* **WHAT YOU NEED TO DO**
Only lines holding the string "most" are wanted; copy each one from the material.

* **ROWS**

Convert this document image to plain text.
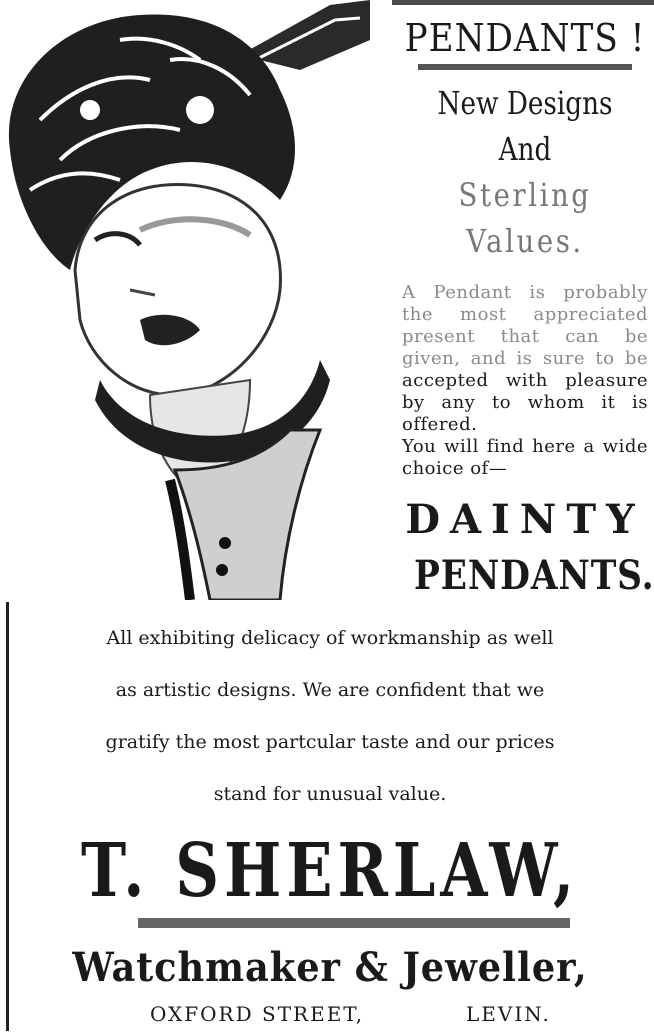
PENDANTS !
New Designs
And
Sterling Values.
A Pendant is probably the most appreciated present that can be given, and is sure to be accepted with pleasure by any to whom it is offered.
You will find here a wide choice of—
DAINTY
PENDANTS.

All exhibiting delicacy of workmanship as well

as artistic designs. We are confident that we

gratify the most partcular taste and our prices

stand for unusual value.

T. SHERLAW,
Watchmaker & Jeweller,
OXFORD STREET,	LEVIN.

* **CORRECT OUTPUT**
A Pendant is probably the most appreciated present that can be given, and is sure to be accepted with pleasure by any to whom it is offered.
gratify the most partcular taste and our prices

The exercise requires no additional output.